» RECORDS PROVIDED:
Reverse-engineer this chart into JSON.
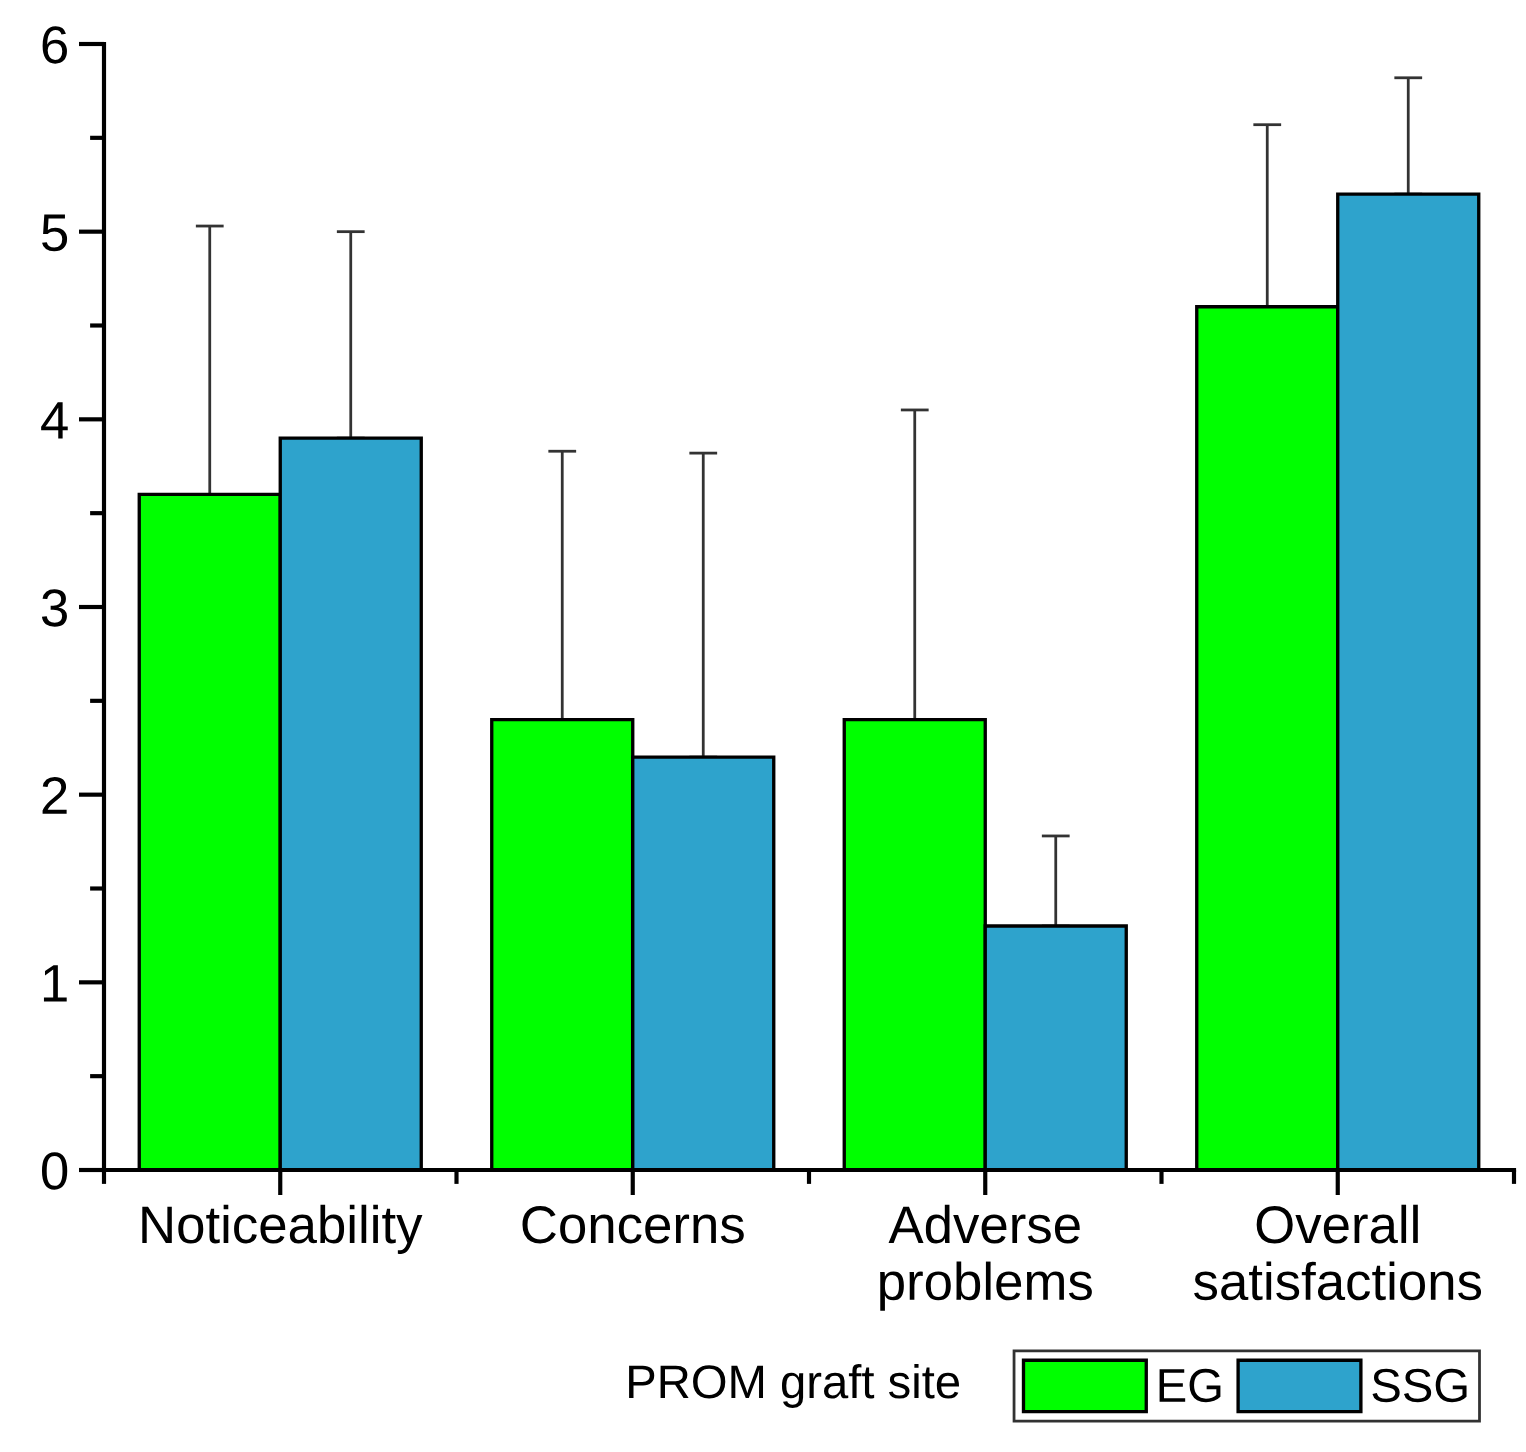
{
  "chart_data": {
    "type": "bar",
    "categories": [
      "Noticeability",
      "Concerns",
      "Adverse problems",
      "Overall satisfactions"
    ],
    "series": [
      {
        "name": "EG",
        "color": "#00ff00",
        "values": [
          3.6,
          2.4,
          2.4,
          4.6
        ],
        "errors": [
          [
            3.6,
            5.03
          ],
          [
            2.4,
            3.83
          ],
          [
            2.4,
            4.05
          ],
          [
            4.6,
            5.57
          ]
        ]
      },
      {
        "name": "SSG",
        "color": "#2ea3cc",
        "values": [
          3.9,
          2.2,
          1.3,
          5.2
        ],
        "errors": [
          [
            3.9,
            5.0
          ],
          [
            2.2,
            3.82
          ],
          [
            1.3,
            1.78
          ],
          [
            5.2,
            5.82
          ]
        ]
      }
    ],
    "ylim": [
      0,
      6
    ],
    "yticks": [
      0,
      1,
      2,
      3,
      4,
      5,
      6
    ],
    "legend_title": "PROM graft site",
    "legend": "bottom",
    "grid": false
  }
}
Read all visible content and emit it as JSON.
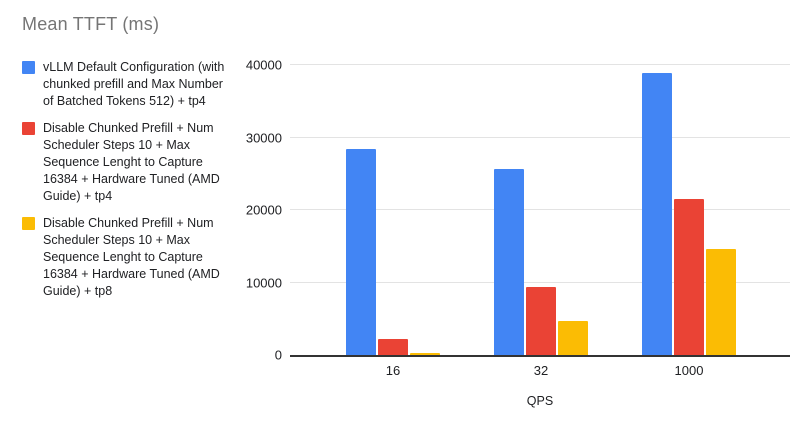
{
  "title": "Mean TTFT (ms)",
  "chart_data": {
    "type": "bar",
    "title": "Mean TTFT (ms)",
    "categories": [
      "16",
      "32",
      "1000"
    ],
    "series": [
      {
        "name": "vLLM Default Configuration (with chunked prefill and Max Number of Batched Tokens 512) + tp4",
        "color": "#4285F4",
        "values": [
          28400,
          25700,
          38900
        ]
      },
      {
        "name": "Disable Chunked Prefill + Num Scheduler Steps 10 + Max Sequence Lenght to Capture 16384 + Hardware Tuned (AMD Guide) + tp4",
        "color": "#EA4335",
        "values": [
          2200,
          9400,
          21500
        ]
      },
      {
        "name": "Disable Chunked Prefill + Num Scheduler Steps 10 + Max Sequence Lenght to Capture 16384 + Hardware Tuned (AMD Guide) + tp8",
        "color": "#FBBC04",
        "values": [
          250,
          4700,
          14600
        ]
      }
    ],
    "xlabel": "QPS",
    "ylabel": "",
    "ylim": [
      0,
      40000
    ],
    "yticks": [
      0,
      10000,
      20000,
      30000,
      40000
    ],
    "grid": true,
    "legend_position": "left"
  },
  "colors": {
    "title_text": "#757575",
    "axis_text": "#202124",
    "gridline": "#e3e3e3",
    "axis_line": "#333333",
    "background": "#ffffff"
  }
}
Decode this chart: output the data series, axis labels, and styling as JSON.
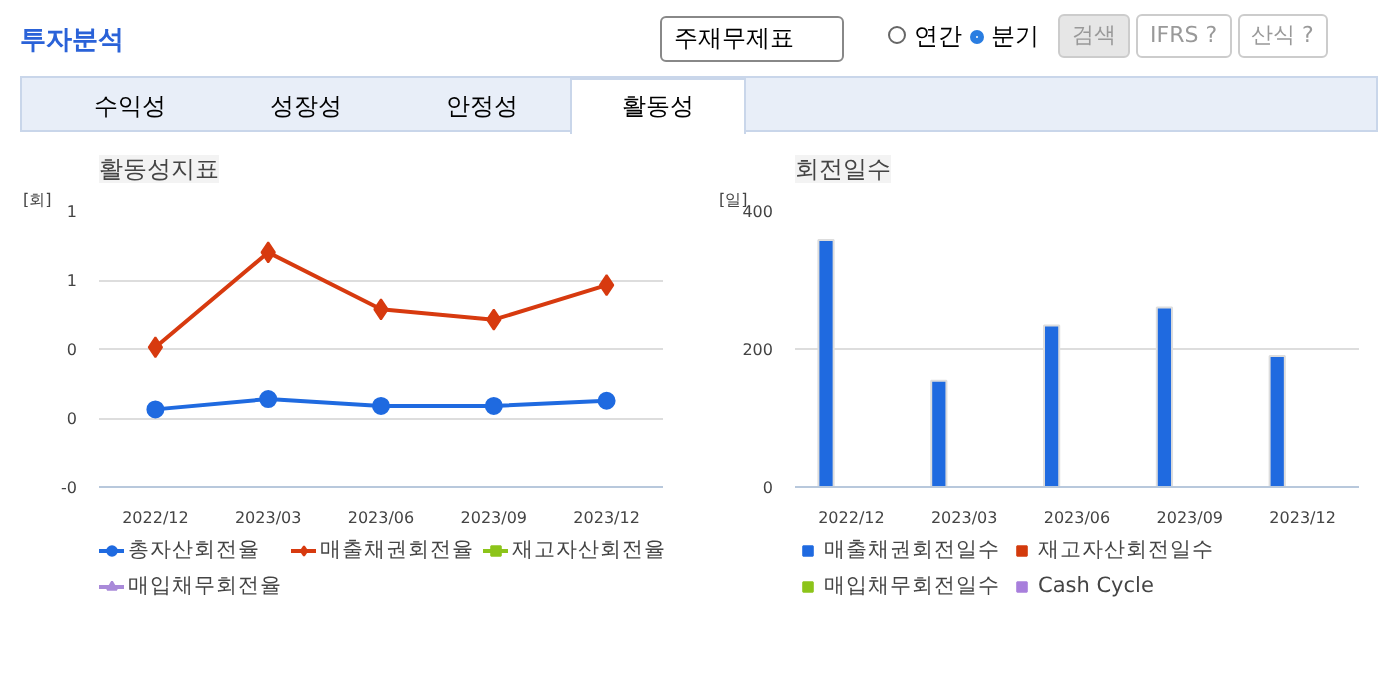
{
  "chart_data": [
    {
      "type": "line",
      "title": "활동성지표",
      "ylabel": "[회]",
      "annotations": [
        "투자분석",
        "주재무제표",
        "연간",
        "분기",
        "검색",
        "IFRS ?",
        "산식 ?",
        "수익성",
        "성장성",
        "안정성",
        "활동성"
      ],
      "categories": [
        "2022/12",
        "2023/03",
        "2023/06",
        "2023/09",
        "2023/12"
      ],
      "ylim": [
        -0.4,
        1.2
      ],
      "yticks": [
        {
          "value": -0.4,
          "label": "-0"
        },
        {
          "value": 0,
          "label": "0"
        },
        {
          "value": 0.4,
          "label": "0"
        },
        {
          "value": 0.8,
          "label": "1"
        },
        {
          "value": 1.2,
          "label": "1"
        }
      ],
      "grid": "y",
      "legend": "bottom",
      "line_style": "solid",
      "series": [
        {
          "name": "총자산회전율",
          "color": "#1f6ae0",
          "marker": "circle",
          "values": [
            0.05,
            0.11,
            0.07,
            0.07,
            0.1
          ]
        },
        {
          "name": "매출채권회전율",
          "color": "#d73a0f",
          "marker": "diamond",
          "values": [
            0.41,
            0.96,
            0.63,
            0.57,
            0.77
          ]
        },
        {
          "name": "재고자산회전율",
          "color": "#8cc41a",
          "marker": "square",
          "values": [
            null,
            null,
            null,
            null,
            null
          ]
        },
        {
          "name": "매입채무회전율",
          "color": "#a98ad9",
          "marker": "triangle",
          "values": [
            null,
            null,
            null,
            null,
            null
          ]
        }
      ]
    },
    {
      "type": "bar",
      "title": "회전일수",
      "ylabel": "[일]",
      "categories": [
        "2022/12",
        "2023/03",
        "2023/06",
        "2023/09",
        "2023/12"
      ],
      "ylim": [
        0,
        400
      ],
      "yticks": [
        0,
        200,
        400
      ],
      "grid": "y",
      "legend": "bottom",
      "series": [
        {
          "name": "매출채권회전일수",
          "color": "#1f6ae0",
          "values": [
            358,
            154,
            234,
            260,
            190
          ]
        },
        {
          "name": "재고자산회전일수",
          "color": "#d33a0c",
          "values": [
            null,
            null,
            null,
            null,
            null
          ]
        },
        {
          "name": "매입채무회전일수",
          "color": "#8cc41a",
          "values": [
            null,
            null,
            null,
            null,
            null
          ]
        },
        {
          "name": "Cash Cycle",
          "color": "#a87fdc",
          "values": [
            null,
            null,
            null,
            null,
            null
          ]
        }
      ]
    }
  ]
}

» DESCRIPTION OF THE TASK:
Your task is to return the entries above exactly, with no pictures.

» RESPONSE:
Reverse-engineer this chart into JSON.
{
  "chart_data": {
    "type": "bar",
    "categories": [
      "Noticeability",
      "Concerns",
      "Adverse problems",
      "Overall satisfactions"
    ],
    "series": [
      {
        "name": "EG",
        "color": "#00ff00",
        "values": [
          3.6,
          2.4,
          2.4,
          4.6
        ],
        "errors": [
          [
            3.6,
            5.03
          ],
          [
            2.4,
            3.83
          ],
          [
            2.4,
            4.05
          ],
          [
            4.6,
            5.57
          ]
        ]
      },
      {
        "name": "SSG",
        "color": "#2ea3cc",
        "values": [
          3.9,
          2.2,
          1.3,
          5.2
        ],
        "errors": [
          [
            3.9,
            5.0
          ],
          [
            2.2,
            3.82
          ],
          [
            1.3,
            1.78
          ],
          [
            5.2,
            5.82
          ]
        ]
      }
    ],
    "ylim": [
      0,
      6
    ],
    "yticks": [
      0,
      1,
      2,
      3,
      4,
      5,
      6
    ],
    "legend_title": "PROM graft site",
    "legend": "bottom",
    "grid": false
  }
}
Read all visible content and emit it as JSON.
{
  "title": "Mean TTFT (ms)",
  "chart_data": {
    "type": "bar",
    "title": "Mean TTFT (ms)",
    "categories": [
      "16",
      "32",
      "1000"
    ],
    "series": [
      {
        "name": "vLLM Default Configuration (with chunked prefill and Max Number of Batched Tokens 512) + tp4",
        "color": "#4285F4",
        "values": [
          28400,
          25700,
          38900
        ]
      },
      {
        "name": "Disable Chunked Prefill + Num Scheduler Steps 10 + Max Sequence Lenght to Capture 16384 + Hardware Tuned (AMD Guide) + tp4",
        "color": "#EA4335",
        "values": [
          2200,
          9400,
          21500
        ]
      },
      {
        "name": "Disable Chunked Prefill + Num Scheduler Steps 10 + Max Sequence Lenght to Capture 16384 + Hardware Tuned (AMD Guide) + tp8",
        "color": "#FBBC04",
        "values": [
          250,
          4700,
          14600
        ]
      }
    ],
    "xlabel": "QPS",
    "ylabel": "",
    "ylim": [
      0,
      40000
    ],
    "yticks": [
      0,
      10000,
      20000,
      30000,
      40000
    ],
    "grid": true,
    "legend_position": "left"
  },
  "colors": {
    "title_text": "#757575",
    "axis_text": "#202124",
    "gridline": "#e3e3e3",
    "axis_line": "#333333",
    "background": "#ffffff"
  }
}
Decode this chart: output the data series, axis labels, and styling as JSON.
{
  "chart_data": [
    {
      "type": "line",
      "title": "활동성지표",
      "ylabel": "[회]",
      "annotations": [
        "투자분석",
        "주재무제표",
        "연간",
        "분기",
        "검색",
        "IFRS ?",
        "산식 ?",
        "수익성",
        "성장성",
        "안정성",
        "활동성"
      ],
      "categories": [
        "2022/12",
        "2023/03",
        "2023/06",
        "2023/09",
        "2023/12"
      ],
      "ylim": [
        -0.4,
        1.2
      ],
      "yticks": [
        {
          "value": -0.4,
          "label": "-0"
        },
        {
          "value": 0,
          "label": "0"
        },
        {
          "value": 0.4,
          "label": "0"
        },
        {
          "value": 0.8,
          "label": "1"
        },
        {
          "value": 1.2,
          "label": "1"
        }
      ],
      "grid": "y",
      "legend": "bottom",
      "line_style": "solid",
      "series": [
        {
          "name": "총자산회전율",
          "color": "#1f6ae0",
          "marker": "circle",
          "values": [
            0.05,
            0.11,
            0.07,
            0.07,
            0.1
          ]
        },
        {
          "name": "매출채권회전율",
          "color": "#d73a0f",
          "marker": "diamond",
          "values": [
            0.41,
            0.96,
            0.63,
            0.57,
            0.77
          ]
        },
        {
          "name": "재고자산회전율",
          "color": "#8cc41a",
          "marker": "square",
          "values": [
            null,
            null,
            null,
            null,
            null
          ]
        },
        {
          "name": "매입채무회전율",
          "color": "#a98ad9",
          "marker": "triangle",
          "values": [
            null,
            null,
            null,
            null,
            null
          ]
        }
      ]
    },
    {
      "type": "bar",
      "title": "회전일수",
      "ylabel": "[일]",
      "categories": [
        "2022/12",
        "2023/03",
        "2023/06",
        "2023/09",
        "2023/12"
      ],
      "ylim": [
        0,
        400
      ],
      "yticks": [
        0,
        200,
        400
      ],
      "grid": "y",
      "legend": "bottom",
      "series": [
        {
          "name": "매출채권회전일수",
          "color": "#1f6ae0",
          "values": [
            358,
            154,
            234,
            260,
            190
          ]
        },
        {
          "name": "재고자산회전일수",
          "color": "#d33a0c",
          "values": [
            null,
            null,
            null,
            null,
            null
          ]
        },
        {
          "name": "매입채무회전일수",
          "color": "#8cc41a",
          "values": [
            null,
            null,
            null,
            null,
            null
          ]
        },
        {
          "name": "Cash Cycle",
          "color": "#a87fdc",
          "values": [
            null,
            null,
            null,
            null,
            null
          ]
        }
      ]
    }
  ]
}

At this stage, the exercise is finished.